Instructions to follow :: Every entry below must be repeated exactly; skip the pictures.

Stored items
=-=-=-=-=

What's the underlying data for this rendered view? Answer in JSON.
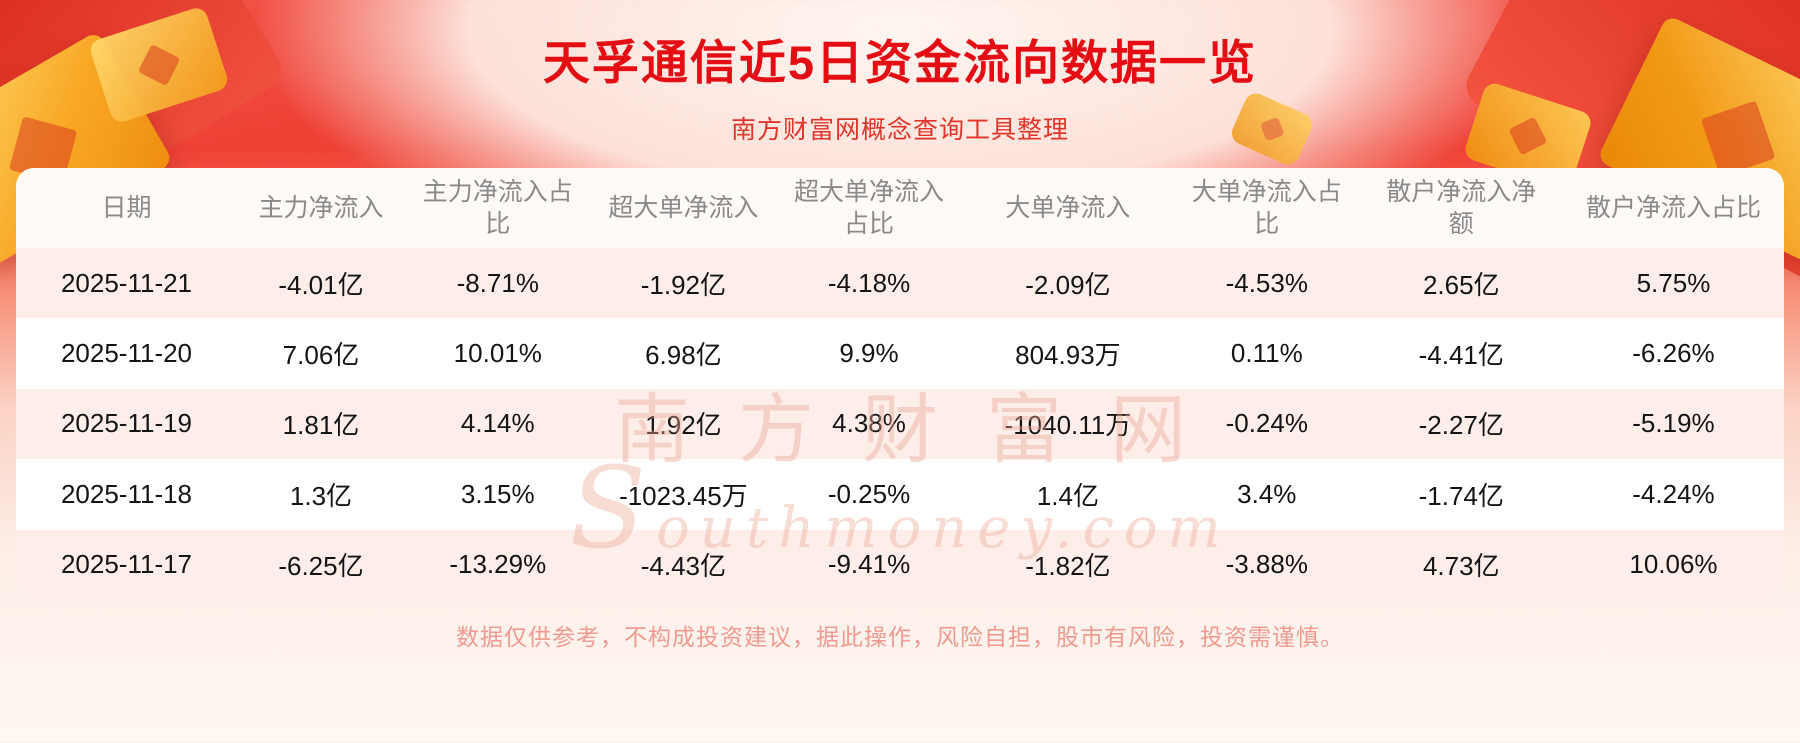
{
  "header": {
    "title": "天孚通信近5日资金流向数据一览",
    "subtitle": "南方财富网概念查询工具整理"
  },
  "chart_data": {
    "type": "table",
    "title": "天孚通信近5日资金流向数据一览",
    "columns": [
      "日期",
      "主力净流入",
      "主力净流入占比",
      "超大单净流入",
      "超大单净流入占比",
      "大单净流入",
      "大单净流入占比",
      "散户净流入净额",
      "散户净流入占比"
    ],
    "rows": [
      [
        "2025-11-21",
        "-4.01亿",
        "-8.71%",
        "-1.92亿",
        "-4.18%",
        "-2.09亿",
        "-4.53%",
        "2.65亿",
        "5.75%"
      ],
      [
        "2025-11-20",
        "7.06亿",
        "10.01%",
        "6.98亿",
        "9.9%",
        "804.93万",
        "0.11%",
        "-4.41亿",
        "-6.26%"
      ],
      [
        "2025-11-19",
        "1.81亿",
        "4.14%",
        "1.92亿",
        "4.38%",
        "-1040.11万",
        "-0.24%",
        "-2.27亿",
        "-5.19%"
      ],
      [
        "2025-11-18",
        "1.3亿",
        "3.15%",
        "-1023.45万",
        "-0.25%",
        "1.4亿",
        "3.4%",
        "-1.74亿",
        "-4.24%"
      ],
      [
        "2025-11-17",
        "-6.25亿",
        "-13.29%",
        "-4.43亿",
        "-9.41%",
        "-1.82亿",
        "-3.88%",
        "4.73亿",
        "10.06%"
      ]
    ],
    "layout": {
      "grid": false,
      "row_striping": true,
      "alignment": "center"
    }
  },
  "watermark": {
    "line1": "南方财富网",
    "line2": "Southmoney.com"
  },
  "footer": {
    "disclaimer": "数据仅供参考，不构成投资建议，据此操作，风险自担，股市有风险，投资需谨慎。"
  },
  "colors": {
    "title_red": "#e50d14",
    "banner_red": "#f04438",
    "row_pink": "#fdeeea",
    "header_gray": "#8a8a8a",
    "gold": "#f6a221",
    "disclaimer_pink": "#f09a90"
  }
}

=-=-=-=-=

Full answer ::
What's the underlying data for this rendered view? Answer in JSON.
{
  "header": {
    "title": "天孚通信近5日资金流向数据一览",
    "subtitle": "南方财富网概念查询工具整理"
  },
  "chart_data": {
    "type": "table",
    "title": "天孚通信近5日资金流向数据一览",
    "columns": [
      "日期",
      "主力净流入",
      "主力净流入占比",
      "超大单净流入",
      "超大单净流入占比",
      "大单净流入",
      "大单净流入占比",
      "散户净流入净额",
      "散户净流入占比"
    ],
    "rows": [
      [
        "2025-11-21",
        "-4.01亿",
        "-8.71%",
        "-1.92亿",
        "-4.18%",
        "-2.09亿",
        "-4.53%",
        "2.65亿",
        "5.75%"
      ],
      [
        "2025-11-20",
        "7.06亿",
        "10.01%",
        "6.98亿",
        "9.9%",
        "804.93万",
        "0.11%",
        "-4.41亿",
        "-6.26%"
      ],
      [
        "2025-11-19",
        "1.81亿",
        "4.14%",
        "1.92亿",
        "4.38%",
        "-1040.11万",
        "-0.24%",
        "-2.27亿",
        "-5.19%"
      ],
      [
        "2025-11-18",
        "1.3亿",
        "3.15%",
        "-1023.45万",
        "-0.25%",
        "1.4亿",
        "3.4%",
        "-1.74亿",
        "-4.24%"
      ],
      [
        "2025-11-17",
        "-6.25亿",
        "-13.29%",
        "-4.43亿",
        "-9.41%",
        "-1.82亿",
        "-3.88%",
        "4.73亿",
        "10.06%"
      ]
    ],
    "layout": {
      "grid": false,
      "row_striping": true,
      "alignment": "center"
    }
  },
  "watermark": {
    "line1": "南方财富网",
    "line2": "Southmoney.com"
  },
  "footer": {
    "disclaimer": "数据仅供参考，不构成投资建议，据此操作，风险自担，股市有风险，投资需谨慎。"
  },
  "colors": {
    "title_red": "#e50d14",
    "banner_red": "#f04438",
    "row_pink": "#fdeeea",
    "header_gray": "#8a8a8a",
    "gold": "#f6a221",
    "disclaimer_pink": "#f09a90"
  }
}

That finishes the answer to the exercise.